PROBLEM TO WORK ON:
Type the records out again in full, exactly.

■ ■ ■ ■ ■

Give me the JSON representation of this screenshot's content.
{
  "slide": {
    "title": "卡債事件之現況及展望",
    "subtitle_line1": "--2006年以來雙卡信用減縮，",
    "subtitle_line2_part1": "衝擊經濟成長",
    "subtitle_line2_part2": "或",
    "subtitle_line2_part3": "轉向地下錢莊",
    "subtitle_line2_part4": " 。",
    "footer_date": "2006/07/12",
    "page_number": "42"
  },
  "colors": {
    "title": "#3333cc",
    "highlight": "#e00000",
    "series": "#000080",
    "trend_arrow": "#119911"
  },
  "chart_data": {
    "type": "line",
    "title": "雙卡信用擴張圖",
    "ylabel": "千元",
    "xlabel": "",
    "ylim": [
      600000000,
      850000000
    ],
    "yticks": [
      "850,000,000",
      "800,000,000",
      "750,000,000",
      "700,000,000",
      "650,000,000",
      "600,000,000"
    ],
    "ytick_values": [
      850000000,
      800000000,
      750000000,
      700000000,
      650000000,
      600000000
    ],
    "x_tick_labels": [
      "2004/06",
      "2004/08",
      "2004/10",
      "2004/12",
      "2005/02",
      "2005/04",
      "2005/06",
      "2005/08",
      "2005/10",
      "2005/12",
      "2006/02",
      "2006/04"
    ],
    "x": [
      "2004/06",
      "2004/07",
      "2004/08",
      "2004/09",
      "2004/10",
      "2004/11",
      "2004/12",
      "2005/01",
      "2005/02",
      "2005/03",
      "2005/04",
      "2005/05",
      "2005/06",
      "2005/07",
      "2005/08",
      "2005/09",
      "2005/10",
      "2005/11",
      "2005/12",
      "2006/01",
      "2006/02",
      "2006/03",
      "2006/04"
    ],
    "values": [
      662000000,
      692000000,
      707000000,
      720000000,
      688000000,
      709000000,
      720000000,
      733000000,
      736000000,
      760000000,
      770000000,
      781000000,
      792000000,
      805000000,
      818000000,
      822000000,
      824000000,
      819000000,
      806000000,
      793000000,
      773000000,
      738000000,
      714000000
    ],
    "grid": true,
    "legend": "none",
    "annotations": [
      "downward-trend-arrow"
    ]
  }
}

■ ■ ■ ■ ■

CORRECT OUTPUT:
Give me the JSON representation of this screenshot's content.
{
  "slide": {
    "title": "卡債事件之現況及展望",
    "subtitle_line1": "--2006年以來雙卡信用減縮，",
    "subtitle_line2_part1": "衝擊經濟成長",
    "subtitle_line2_part2": "或",
    "subtitle_line2_part3": "轉向地下錢莊",
    "subtitle_line2_part4": " 。",
    "footer_date": "2006/07/12",
    "page_number": "42"
  },
  "colors": {
    "title": "#3333cc",
    "highlight": "#e00000",
    "series": "#000080",
    "trend_arrow": "#119911"
  },
  "chart_data": {
    "type": "line",
    "title": "雙卡信用擴張圖",
    "ylabel": "千元",
    "xlabel": "",
    "ylim": [
      600000000,
      850000000
    ],
    "yticks": [
      "850,000,000",
      "800,000,000",
      "750,000,000",
      "700,000,000",
      "650,000,000",
      "600,000,000"
    ],
    "ytick_values": [
      850000000,
      800000000,
      750000000,
      700000000,
      650000000,
      600000000
    ],
    "x_tick_labels": [
      "2004/06",
      "2004/08",
      "2004/10",
      "2004/12",
      "2005/02",
      "2005/04",
      "2005/06",
      "2005/08",
      "2005/10",
      "2005/12",
      "2006/02",
      "2006/04"
    ],
    "x": [
      "2004/06",
      "2004/07",
      "2004/08",
      "2004/09",
      "2004/10",
      "2004/11",
      "2004/12",
      "2005/01",
      "2005/02",
      "2005/03",
      "2005/04",
      "2005/05",
      "2005/06",
      "2005/07",
      "2005/08",
      "2005/09",
      "2005/10",
      "2005/11",
      "2005/12",
      "2006/01",
      "2006/02",
      "2006/03",
      "2006/04"
    ],
    "values": [
      662000000,
      692000000,
      707000000,
      720000000,
      688000000,
      709000000,
      720000000,
      733000000,
      736000000,
      760000000,
      770000000,
      781000000,
      792000000,
      805000000,
      818000000,
      822000000,
      824000000,
      819000000,
      806000000,
      793000000,
      773000000,
      738000000,
      714000000
    ],
    "grid": true,
    "legend": "none",
    "annotations": [
      "downward-trend-arrow"
    ]
  }
}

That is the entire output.